> _INFORMATION GIVEN_:
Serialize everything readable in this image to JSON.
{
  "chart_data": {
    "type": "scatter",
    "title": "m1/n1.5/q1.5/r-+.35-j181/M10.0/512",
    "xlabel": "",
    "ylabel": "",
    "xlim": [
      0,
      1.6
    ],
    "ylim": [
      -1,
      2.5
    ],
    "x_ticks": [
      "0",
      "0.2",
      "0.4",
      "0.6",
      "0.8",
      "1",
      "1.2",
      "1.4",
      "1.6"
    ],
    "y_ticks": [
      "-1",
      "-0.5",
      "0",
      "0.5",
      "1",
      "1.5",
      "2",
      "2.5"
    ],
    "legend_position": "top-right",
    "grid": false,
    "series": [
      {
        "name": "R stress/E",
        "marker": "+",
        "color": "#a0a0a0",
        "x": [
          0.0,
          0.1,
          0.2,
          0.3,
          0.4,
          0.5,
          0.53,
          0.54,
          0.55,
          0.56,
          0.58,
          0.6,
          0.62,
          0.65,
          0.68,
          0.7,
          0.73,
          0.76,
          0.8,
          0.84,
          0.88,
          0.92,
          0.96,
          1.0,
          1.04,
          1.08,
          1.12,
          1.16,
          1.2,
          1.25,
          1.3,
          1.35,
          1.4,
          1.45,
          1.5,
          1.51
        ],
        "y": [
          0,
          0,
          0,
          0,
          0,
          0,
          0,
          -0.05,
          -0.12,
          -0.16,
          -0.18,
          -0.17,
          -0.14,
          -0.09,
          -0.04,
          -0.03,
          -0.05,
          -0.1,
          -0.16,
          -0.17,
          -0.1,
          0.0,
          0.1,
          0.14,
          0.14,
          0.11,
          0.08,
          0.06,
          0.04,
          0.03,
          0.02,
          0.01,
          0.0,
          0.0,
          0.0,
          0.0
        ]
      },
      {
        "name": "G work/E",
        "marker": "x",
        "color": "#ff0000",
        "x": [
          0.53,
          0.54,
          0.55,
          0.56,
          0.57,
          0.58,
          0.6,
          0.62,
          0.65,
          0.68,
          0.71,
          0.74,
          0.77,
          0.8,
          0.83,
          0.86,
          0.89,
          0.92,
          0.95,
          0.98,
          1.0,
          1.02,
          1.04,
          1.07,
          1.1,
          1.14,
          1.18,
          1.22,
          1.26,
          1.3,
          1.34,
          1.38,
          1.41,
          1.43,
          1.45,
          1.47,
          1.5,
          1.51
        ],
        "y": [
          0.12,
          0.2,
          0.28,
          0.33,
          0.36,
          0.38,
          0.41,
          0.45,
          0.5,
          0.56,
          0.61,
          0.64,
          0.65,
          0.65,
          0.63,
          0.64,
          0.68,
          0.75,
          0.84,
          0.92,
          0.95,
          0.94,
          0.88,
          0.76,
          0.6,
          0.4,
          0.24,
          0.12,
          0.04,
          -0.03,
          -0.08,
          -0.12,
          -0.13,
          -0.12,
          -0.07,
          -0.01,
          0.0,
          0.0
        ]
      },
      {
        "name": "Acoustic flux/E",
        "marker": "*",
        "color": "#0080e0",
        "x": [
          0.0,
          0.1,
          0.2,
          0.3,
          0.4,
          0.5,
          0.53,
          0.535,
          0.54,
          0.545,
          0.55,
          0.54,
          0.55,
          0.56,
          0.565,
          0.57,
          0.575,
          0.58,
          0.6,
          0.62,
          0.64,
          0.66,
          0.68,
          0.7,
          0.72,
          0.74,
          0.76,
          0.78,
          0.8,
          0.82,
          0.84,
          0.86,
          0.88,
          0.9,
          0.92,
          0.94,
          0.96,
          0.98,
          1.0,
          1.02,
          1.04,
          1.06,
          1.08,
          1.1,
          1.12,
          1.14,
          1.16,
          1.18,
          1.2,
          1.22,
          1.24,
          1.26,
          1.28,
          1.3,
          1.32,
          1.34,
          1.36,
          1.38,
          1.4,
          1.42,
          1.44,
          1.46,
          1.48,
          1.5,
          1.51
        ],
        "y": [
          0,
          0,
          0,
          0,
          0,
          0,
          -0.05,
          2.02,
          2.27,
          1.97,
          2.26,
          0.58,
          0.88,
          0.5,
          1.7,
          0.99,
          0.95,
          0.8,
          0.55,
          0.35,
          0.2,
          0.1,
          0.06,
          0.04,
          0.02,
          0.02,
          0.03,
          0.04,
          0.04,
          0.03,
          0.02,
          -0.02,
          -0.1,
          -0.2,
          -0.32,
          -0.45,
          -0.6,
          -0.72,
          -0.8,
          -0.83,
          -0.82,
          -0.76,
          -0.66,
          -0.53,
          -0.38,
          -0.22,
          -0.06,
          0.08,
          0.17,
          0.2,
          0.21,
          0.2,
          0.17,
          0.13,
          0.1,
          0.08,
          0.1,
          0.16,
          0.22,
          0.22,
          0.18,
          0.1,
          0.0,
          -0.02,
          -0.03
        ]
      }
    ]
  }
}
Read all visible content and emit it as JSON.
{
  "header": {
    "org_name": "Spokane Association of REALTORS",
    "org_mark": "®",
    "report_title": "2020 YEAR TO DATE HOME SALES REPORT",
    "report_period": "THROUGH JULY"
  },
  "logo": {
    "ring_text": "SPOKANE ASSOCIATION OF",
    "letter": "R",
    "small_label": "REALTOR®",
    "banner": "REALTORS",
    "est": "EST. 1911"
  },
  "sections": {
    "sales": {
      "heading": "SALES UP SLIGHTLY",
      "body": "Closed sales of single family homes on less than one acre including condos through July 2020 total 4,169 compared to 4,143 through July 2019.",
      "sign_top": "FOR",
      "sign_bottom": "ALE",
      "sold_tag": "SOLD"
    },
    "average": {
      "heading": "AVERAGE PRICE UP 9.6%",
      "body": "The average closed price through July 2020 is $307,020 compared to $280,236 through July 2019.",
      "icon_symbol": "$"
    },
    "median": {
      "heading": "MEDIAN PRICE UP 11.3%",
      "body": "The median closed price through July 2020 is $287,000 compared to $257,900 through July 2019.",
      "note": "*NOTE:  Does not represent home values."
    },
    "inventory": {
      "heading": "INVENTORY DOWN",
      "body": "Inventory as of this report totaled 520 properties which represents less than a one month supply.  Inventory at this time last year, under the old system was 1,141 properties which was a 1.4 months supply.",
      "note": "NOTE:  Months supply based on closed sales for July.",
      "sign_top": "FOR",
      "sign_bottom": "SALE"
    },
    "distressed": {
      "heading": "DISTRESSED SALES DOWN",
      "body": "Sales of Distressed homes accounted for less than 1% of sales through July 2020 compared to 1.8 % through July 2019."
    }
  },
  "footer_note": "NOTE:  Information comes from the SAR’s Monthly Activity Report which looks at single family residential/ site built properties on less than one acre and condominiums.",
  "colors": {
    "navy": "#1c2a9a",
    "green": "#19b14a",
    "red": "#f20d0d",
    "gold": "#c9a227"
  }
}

> _WORK TO COMPLETE_:
All of the entries must be quoted exactly; please include each one.

> _EXERCISE RESPONSE_:
Serialize everything readable in this image to JSON.
{
  "chart_data": {
    "type": "scatter",
    "title": "m1/n1.5/q1.5/r-+.35-j181/M10.0/512",
    "xlabel": "",
    "ylabel": "",
    "xlim": [
      0,
      1.6
    ],
    "ylim": [
      -1,
      2.5
    ],
    "x_ticks": [
      "0",
      "0.2",
      "0.4",
      "0.6",
      "0.8",
      "1",
      "1.2",
      "1.4",
      "1.6"
    ],
    "y_ticks": [
      "-1",
      "-0.5",
      "0",
      "0.5",
      "1",
      "1.5",
      "2",
      "2.5"
    ],
    "legend_position": "top-right",
    "grid": false,
    "series": [
      {
        "name": "R stress/E",
        "marker": "+",
        "color": "#a0a0a0",
        "x": [
          0.0,
          0.1,
          0.2,
          0.3,
          0.4,
          0.5,
          0.53,
          0.54,
          0.55,
          0.56,
          0.58,
          0.6,
          0.62,
          0.65,
          0.68,
          0.7,
          0.73,
          0.76,
          0.8,
          0.84,
          0.88,
          0.92,
          0.96,
          1.0,
          1.04,
          1.08,
          1.12,
          1.16,
          1.2,
          1.25,
          1.3,
          1.35,
          1.4,
          1.45,
          1.5,
          1.51
        ],
        "y": [
          0,
          0,
          0,
          0,
          0,
          0,
          0,
          -0.05,
          -0.12,
          -0.16,
          -0.18,
          -0.17,
          -0.14,
          -0.09,
          -0.04,
          -0.03,
          -0.05,
          -0.1,
          -0.16,
          -0.17,
          -0.1,
          0.0,
          0.1,
          0.14,
          0.14,
          0.11,
          0.08,
          0.06,
          0.04,
          0.03,
          0.02,
          0.01,
          0.0,
          0.0,
          0.0,
          0.0
        ]
      },
      {
        "name": "G work/E",
        "marker": "x",
        "color": "#ff0000",
        "x": [
          0.53,
          0.54,
          0.55,
          0.56,
          0.57,
          0.58,
          0.6,
          0.62,
          0.65,
          0.68,
          0.71,
          0.74,
          0.77,
          0.8,
          0.83,
          0.86,
          0.89,
          0.92,
          0.95,
          0.98,
          1.0,
          1.02,
          1.04,
          1.07,
          1.1,
          1.14,
          1.18,
          1.22,
          1.26,
          1.3,
          1.34,
          1.38,
          1.41,
          1.43,
          1.45,
          1.47,
          1.5,
          1.51
        ],
        "y": [
          0.12,
          0.2,
          0.28,
          0.33,
          0.36,
          0.38,
          0.41,
          0.45,
          0.5,
          0.56,
          0.61,
          0.64,
          0.65,
          0.65,
          0.63,
          0.64,
          0.68,
          0.75,
          0.84,
          0.92,
          0.95,
          0.94,
          0.88,
          0.76,
          0.6,
          0.4,
          0.24,
          0.12,
          0.04,
          -0.03,
          -0.08,
          -0.12,
          -0.13,
          -0.12,
          -0.07,
          -0.01,
          0.0,
          0.0
        ]
      },
      {
        "name": "Acoustic flux/E",
        "marker": "*",
        "color": "#0080e0",
        "x": [
          0.0,
          0.1,
          0.2,
          0.3,
          0.4,
          0.5,
          0.53,
          0.535,
          0.54,
          0.545,
          0.55,
          0.54,
          0.55,
          0.56,
          0.565,
          0.57,
          0.575,
          0.58,
          0.6,
          0.62,
          0.64,
          0.66,
          0.68,
          0.7,
          0.72,
          0.74,
          0.76,
          0.78,
          0.8,
          0.82,
          0.84,
          0.86,
          0.88,
          0.9,
          0.92,
          0.94,
          0.96,
          0.98,
          1.0,
          1.02,
          1.04,
          1.06,
          1.08,
          1.1,
          1.12,
          1.14,
          1.16,
          1.18,
          1.2,
          1.22,
          1.24,
          1.26,
          1.28,
          1.3,
          1.32,
          1.34,
          1.36,
          1.38,
          1.4,
          1.42,
          1.44,
          1.46,
          1.48,
          1.5,
          1.51
        ],
        "y": [
          0,
          0,
          0,
          0,
          0,
          0,
          -0.05,
          2.02,
          2.27,
          1.97,
          2.26,
          0.58,
          0.88,
          0.5,
          1.7,
          0.99,
          0.95,
          0.8,
          0.55,
          0.35,
          0.2,
          0.1,
          0.06,
          0.04,
          0.02,
          0.02,
          0.03,
          0.04,
          0.04,
          0.03,
          0.02,
          -0.02,
          -0.1,
          -0.2,
          -0.32,
          -0.45,
          -0.6,
          -0.72,
          -0.8,
          -0.83,
          -0.82,
          -0.76,
          -0.66,
          -0.53,
          -0.38,
          -0.22,
          -0.06,
          0.08,
          0.17,
          0.2,
          0.21,
          0.2,
          0.17,
          0.13,
          0.1,
          0.08,
          0.1,
          0.16,
          0.22,
          0.22,
          0.18,
          0.1,
          0.0,
          -0.02,
          -0.03
        ]
      }
    ]
  }
}
Read all visible content and emit it as JSON.
{
  "header": {
    "org_name": "Spokane Association of REALTORS",
    "org_mark": "®",
    "report_title": "2020 YEAR TO DATE HOME SALES REPORT",
    "report_period": "THROUGH JULY"
  },
  "logo": {
    "ring_text": "SPOKANE ASSOCIATION OF",
    "letter": "R",
    "small_label": "REALTOR®",
    "banner": "REALTORS",
    "est": "EST. 1911"
  },
  "sections": {
    "sales": {
      "heading": "SALES UP SLIGHTLY",
      "body": "Closed sales of single family homes on less than one acre including condos through July 2020 total 4,169 compared to 4,143 through July 2019.",
      "sign_top": "FOR",
      "sign_bottom": "ALE",
      "sold_tag": "SOLD"
    },
    "average": {
      "heading": "AVERAGE PRICE UP 9.6%",
      "body": "The average closed price through July 2020 is $307,020 compared to $280,236 through July 2019.",
      "icon_symbol": "$"
    },
    "median": {
      "heading": "MEDIAN PRICE UP 11.3%",
      "body": "The median closed price through July 2020 is $287,000 compared to $257,900 through July 2019.",
      "note": "*NOTE:  Does not represent home values."
    },
    "inventory": {
      "heading": "INVENTORY DOWN",
      "body": "Inventory as of this report totaled 520 properties which represents less than a one month supply.  Inventory at this time last year, under the old system was 1,141 properties which was a 1.4 months supply.",
      "note": "NOTE:  Months supply based on closed sales for July.",
      "sign_top": "FOR",
      "sign_bottom": "SALE"
    },
    "distressed": {
      "heading": "DISTRESSED SALES DOWN",
      "body": "Sales of Distressed homes accounted for less than 1% of sales through July 2020 compared to 1.8 % through July 2019."
    }
  },
  "footer_note": "NOTE:  Information comes from the SAR’s Monthly Activity Report which looks at single family residential/ site built properties on less than one acre and condominiums.",
  "colors": {
    "navy": "#1c2a9a",
    "green": "#19b14a",
    "red": "#f20d0d",
    "gold": "#c9a227"
  }
}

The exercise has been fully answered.